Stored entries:

···

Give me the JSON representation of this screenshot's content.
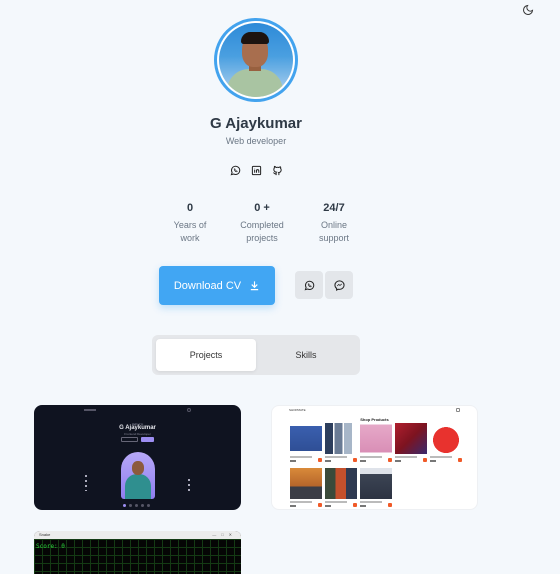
{
  "theme_toggle": {
    "icon": "moon-icon"
  },
  "profile": {
    "name": "G Ajaykumar",
    "title": "Web developer"
  },
  "socials": [
    {
      "icon": "whatsapp-icon"
    },
    {
      "icon": "linkedin-icon"
    },
    {
      "icon": "github-icon"
    }
  ],
  "stats": [
    {
      "value": "0",
      "label_line1": "Years of",
      "label_line2": "work"
    },
    {
      "value": "0 +",
      "label_line1": "Completed",
      "label_line2": "projects"
    },
    {
      "value": "24/7",
      "label_line1": "Online",
      "label_line2": "support"
    }
  ],
  "actions": {
    "download_label": "Download CV",
    "download_icon": "download-icon",
    "whatsapp_icon": "whatsapp-icon",
    "messenger_icon": "messenger-icon",
    "accent_color": "#41a6f3"
  },
  "tabs": [
    {
      "label": "Projects",
      "active": true
    },
    {
      "label": "Skills",
      "active": false
    }
  ],
  "projects": {
    "card1": {
      "name": "G Ajaykumar"
    },
    "card2": {
      "heading": "Shop Products",
      "brand": "SHOPMATE"
    },
    "card3": {
      "window_title": "Snake",
      "score_text": "Score: 0"
    }
  }
}
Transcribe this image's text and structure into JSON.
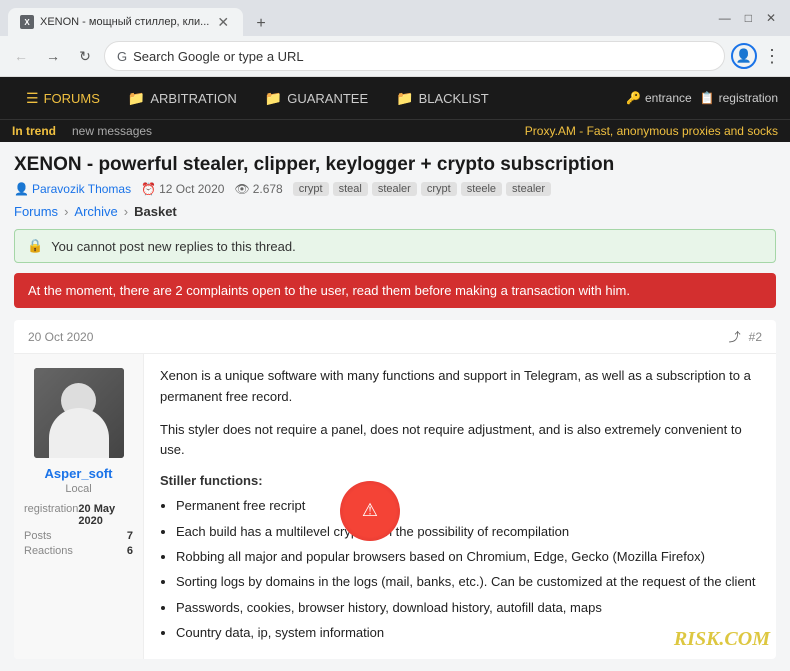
{
  "browser": {
    "tab_title": "XENON - мощный стиллер, кли...",
    "tab_favicon": "X",
    "address_bar_text": "Search Google or type a URL",
    "window_controls": [
      "—",
      "□",
      "✕"
    ]
  },
  "forum_nav": {
    "items": [
      {
        "id": "forums",
        "label": "FORUMS",
        "icon": "☰",
        "active": true
      },
      {
        "id": "arbitration",
        "label": "ARBITRATION",
        "icon": "📁"
      },
      {
        "id": "guarantee",
        "label": "GUARANTEE",
        "icon": "📁"
      },
      {
        "id": "blacklist",
        "label": "BLACKLIST",
        "icon": "📁"
      }
    ],
    "right_items": [
      {
        "id": "entrance",
        "label": "entrance",
        "icon": "🔑"
      },
      {
        "id": "registration",
        "label": "registration",
        "icon": "📋"
      }
    ]
  },
  "ticker": {
    "trend_label": "In trend",
    "messages_label": "new messages",
    "promo": "Proxy.AM - Fast, anonymous proxies and socks"
  },
  "thread": {
    "title": "XENON - powerful stealer, clipper, keylogger + crypto subscription",
    "author": "Paravozik Thomas",
    "date": "12 Oct 2020",
    "views": "2.678",
    "tags": [
      "crypt",
      "steal",
      "stealer",
      "crypt",
      "steele",
      "stealer"
    ]
  },
  "breadcrumb": {
    "items": [
      "Forums",
      "Archive",
      "Basket"
    ]
  },
  "alerts": {
    "locked_message": "You cannot post new replies to this thread.",
    "warning_message": "At the moment, there are 2 complaints open to the user, read them before making a transaction with him."
  },
  "post": {
    "date": "20 Oct 2020",
    "number": "#2",
    "author": {
      "name": "Asper_soft",
      "role": "Local",
      "registration_label": "registration",
      "registration_date": "20 May 2020",
      "posts_label": "Posts",
      "posts_count": "7",
      "reactions_label": "Reactions",
      "reactions_count": "6"
    },
    "paragraphs": [
      "Xenon is a unique software with many functions and support in Telegram, as well as a subscription to a permanent free record.",
      "This styler does not require a panel, does not require adjustment, and is also extremely convenient to use."
    ],
    "functions_title": "Stiller functions:",
    "functions_list": [
      "Permanent free recript",
      "Each build has a multilevel crypt, with the possibility of recompilation",
      "Robbing all major and popular browsers based on Chromium, Edge, Gecko (Mozilla Firefox)",
      "Sorting logs by domains in the logs (mail, banks, etc.). Can be customized at the request of the client",
      "Passwords, cookies, browser history, download history, autofill data, maps",
      "Country data, ip, system information"
    ]
  },
  "risk_watermark": "RISK.COM"
}
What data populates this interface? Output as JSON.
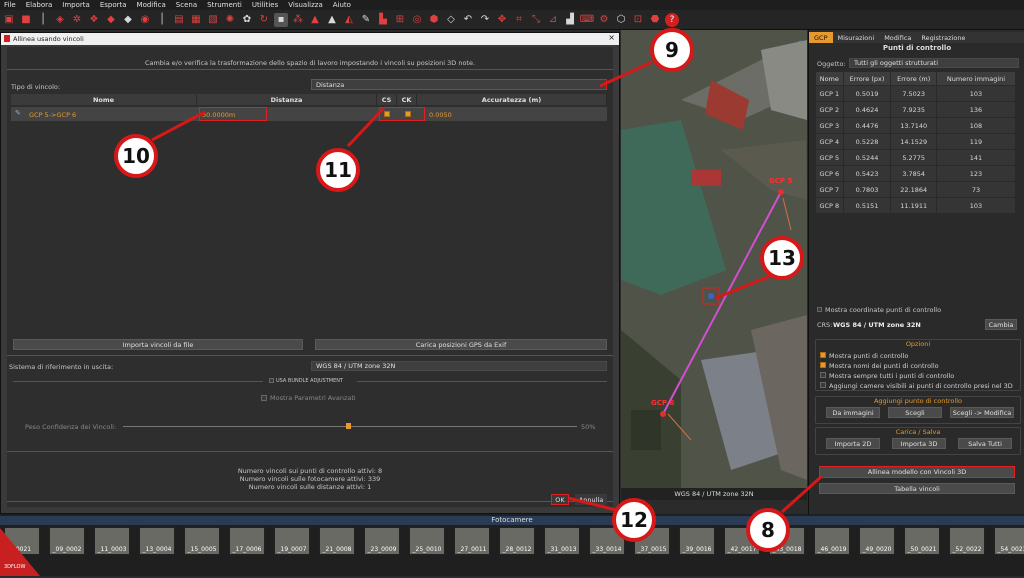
{
  "menu": [
    "File",
    "Elabora",
    "Importa",
    "Esporta",
    "Modifica",
    "Scena",
    "Strumenti",
    "Utilities",
    "Visualizza",
    "Aiuto"
  ],
  "dialog": {
    "title": "Allinea usando vincoli",
    "close": "×",
    "description": "Cambia e/o verifica la trasformazione dello spazio di lavoro impostando i vincoli su posizioni 3D note.",
    "constraint_type_label": "Tipo di vincolo:",
    "constraint_type_value": "Distanza",
    "table_headers": {
      "name": "Nome",
      "distance": "Distanza",
      "cs": "CS",
      "ck": "CK",
      "accuracy": "Accuratezza (m)"
    },
    "row": {
      "name": "GCP 5->GCP 6",
      "distance": "30.0000m",
      "accuracy": "0.0050"
    },
    "import_button": "Importa vincoli da file",
    "load_gps_button": "Carica posizioni GPS da Exif",
    "output_ref_label": "Sistema di riferimento in uscita:",
    "output_ref_value": "WGS 84 / UTM zone 32N",
    "bundle_label": "USA BUNDLE ADJUSTMENT",
    "advanced_label": "Mostra Parametri Avanzati",
    "weight_label": "Peso Confidenza dei Vincoli:",
    "weight_value": "50%",
    "stats": [
      "Numero vincoli sui punti di controllo attivi: 8",
      "Numero vincoli sulle fotocamere attivi: 339",
      "Numero vincoli sulle distanze attivi: 1"
    ],
    "ok": "OK",
    "cancel": "Annulla"
  },
  "callouts": {
    "c8": "8",
    "c9": "9",
    "c10": "10",
    "c11": "11",
    "c12": "12",
    "c13": "13"
  },
  "map": {
    "gcp5": "GCP 5",
    "gcp6": "GCP 6",
    "crs": "WGS 84 / UTM zone 32N"
  },
  "panel": {
    "tabs": [
      "GCP",
      "Misurazioni",
      "Modifica",
      "Registrazione"
    ],
    "title": "Punti di controllo",
    "object_label": "Oggetto:",
    "object_value": "Tutti gli oggetti strutturati",
    "headers": [
      "Nome",
      "Errore (px)",
      "Errore (m)",
      "Numero immagini"
    ],
    "rows": [
      [
        "GCP 1",
        "0.5019",
        "7.5023",
        "103"
      ],
      [
        "GCP 2",
        "0.4624",
        "7.9235",
        "136"
      ],
      [
        "GCP 3",
        "0.4476",
        "13.7140",
        "108"
      ],
      [
        "GCP 4",
        "0.5228",
        "14.1529",
        "119"
      ],
      [
        "GCP 5",
        "0.5244",
        "5.2775",
        "141"
      ],
      [
        "GCP 6",
        "0.5423",
        "3.7854",
        "123"
      ],
      [
        "GCP 7",
        "0.7803",
        "22.1864",
        "73"
      ],
      [
        "GCP 8",
        "0.5151",
        "11.1911",
        "103"
      ]
    ],
    "show_coords": "Mostra coordinate punti di controllo",
    "crs_label": "CRS:",
    "crs_value": "WGS 84 / UTM zone 32N",
    "change": "Cambia",
    "options_title": "Opzioni",
    "options": [
      "Mostra punti di controllo",
      "Mostra nomi dei punti di controllo",
      "Mostra sempre tutti i punti di controllo",
      "Aggiungi camere visibili ai punti di controllo presi nel 3D"
    ],
    "add_title": "Aggiungi punto di controllo",
    "add_buttons": [
      "Da immagini",
      "Scegli",
      "Scegli -> Modifica"
    ],
    "load_title": "Carica / Salva",
    "load_buttons": [
      "Importa 2D",
      "Importa 3D",
      "Salva Tutti"
    ],
    "align_button": "Allinea modello con Vincoli 3D",
    "constraints_table": "Tabella vincoli"
  },
  "filmstrip": {
    "title": "Fotocamere",
    "thumbs": [
      "_0021",
      "_09_0002",
      "_11_0003",
      "_13_0004",
      "_15_0005",
      "_17_0006",
      "_19_0007",
      "_21_0008",
      "_23_0009",
      "_25_0010",
      "_27_0011",
      "_28_0012",
      "_31_0013",
      "_33_0014",
      "_37_0015",
      "_39_0016",
      "_42_0017",
      "_43_0018",
      "_46_0019",
      "_49_0020",
      "_50_0021",
      "_52_0022",
      "_54_0023"
    ]
  },
  "logo_text": "3DFLOW"
}
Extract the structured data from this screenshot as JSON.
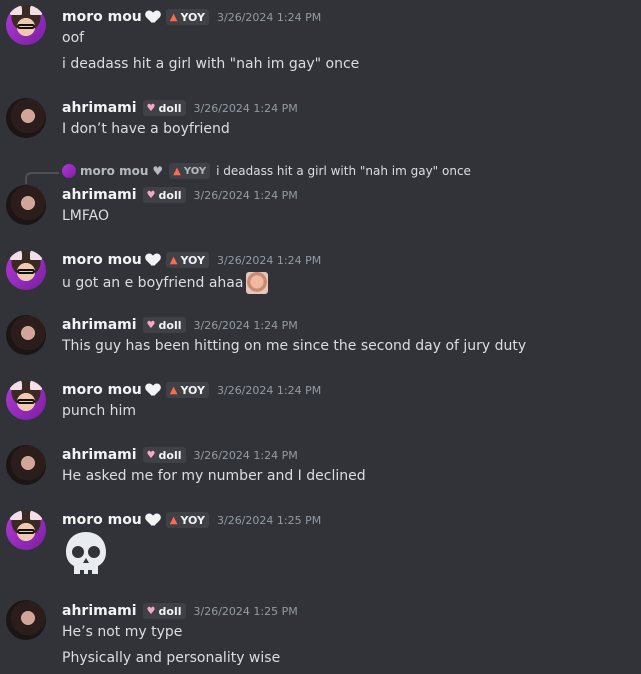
{
  "messages": [
    {
      "user": "moro mou",
      "tag": "YOY",
      "time": "3/26/2024 1:24 PM",
      "lines": [
        "oof",
        "i deadass hit a girl with \"nah im gay\" once"
      ]
    },
    {
      "user": "ahrimami",
      "tag": "doll",
      "time": "3/26/2024 1:24 PM",
      "lines": [
        "I don’t have a boyfriend"
      ]
    },
    {
      "reply": {
        "user": "moro mou",
        "tag": "YOY",
        "text": "i deadass hit a girl with \"nah im gay\" once"
      },
      "user": "ahrimami",
      "tag": "doll",
      "time": "3/26/2024 1:24 PM",
      "lines": [
        "LMFAO"
      ]
    },
    {
      "user": "moro mou",
      "tag": "YOY",
      "time": "3/26/2024 1:24 PM",
      "lines": [
        "u got an e boyfriend ahaa"
      ],
      "emoji": "face-emoji"
    },
    {
      "user": "ahrimami",
      "tag": "doll",
      "time": "3/26/2024 1:24 PM",
      "lines": [
        "This guy has been hitting on me since the second day of jury duty"
      ]
    },
    {
      "user": "moro mou",
      "tag": "YOY",
      "time": "3/26/2024 1:24 PM",
      "lines": [
        "punch him"
      ]
    },
    {
      "user": "ahrimami",
      "tag": "doll",
      "time": "3/26/2024 1:24 PM",
      "lines": [
        "He asked me for my number and I declined"
      ]
    },
    {
      "user": "moro mou",
      "tag": "YOY",
      "time": "3/26/2024 1:25 PM",
      "emoji": "skull-emoji"
    },
    {
      "user": "ahrimami",
      "tag": "doll",
      "time": "3/26/2024 1:25 PM",
      "lines": [
        "He’s not my type",
        "Physically and personality wise"
      ]
    }
  ],
  "colors": {
    "background": "#313338",
    "username": "#f2f3f5",
    "timestamp": "#949ba4",
    "text": "#dbdee1",
    "tag_bg": "#3f4147"
  }
}
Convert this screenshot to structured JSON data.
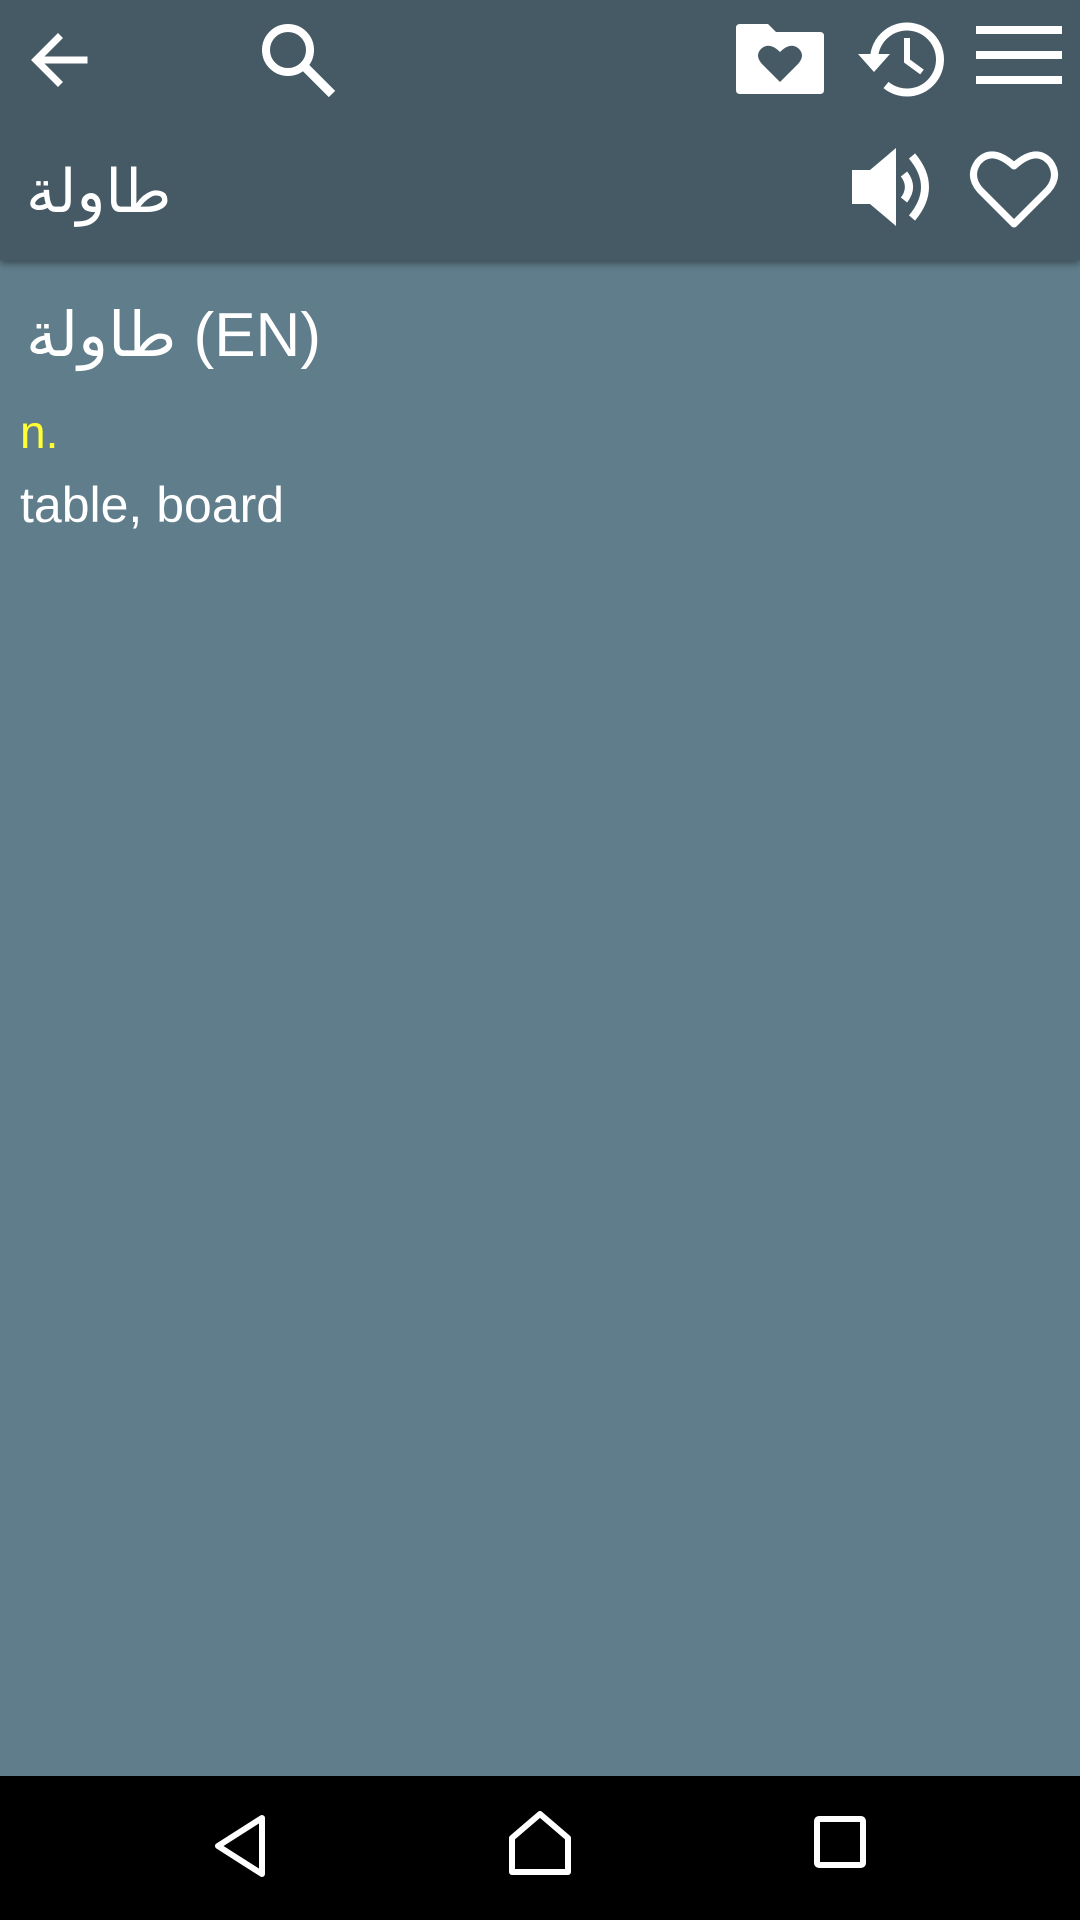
{
  "toolbar": {
    "icons": [
      "back-arrow-icon",
      "search-icon",
      "favorites-folder-icon",
      "history-icon",
      "menu-icon"
    ]
  },
  "word_bar": {
    "word": "طاولة",
    "icons": [
      "speaker-icon",
      "heart-outline-icon"
    ]
  },
  "entry": {
    "word": "طاولة",
    "language": "(EN)",
    "part_of_speech": "n.",
    "definition": "table, board"
  },
  "colors": {
    "toolbar_bg": "#455a64",
    "content_bg": "#607d8b",
    "part_of_speech": "#ffff33",
    "text": "#ffffff",
    "navbar_bg": "#000000"
  },
  "navbar": {
    "icons": [
      "nav-back-icon",
      "nav-home-icon",
      "nav-recents-icon"
    ]
  }
}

···

**To do:**
Extract all lines of the records above that include "sulle".

**Solution to this task:**
      "Numero vincoli sulle fotocamere attivi: 339",
      "Numero vincoli sulle distanze attivi: 1"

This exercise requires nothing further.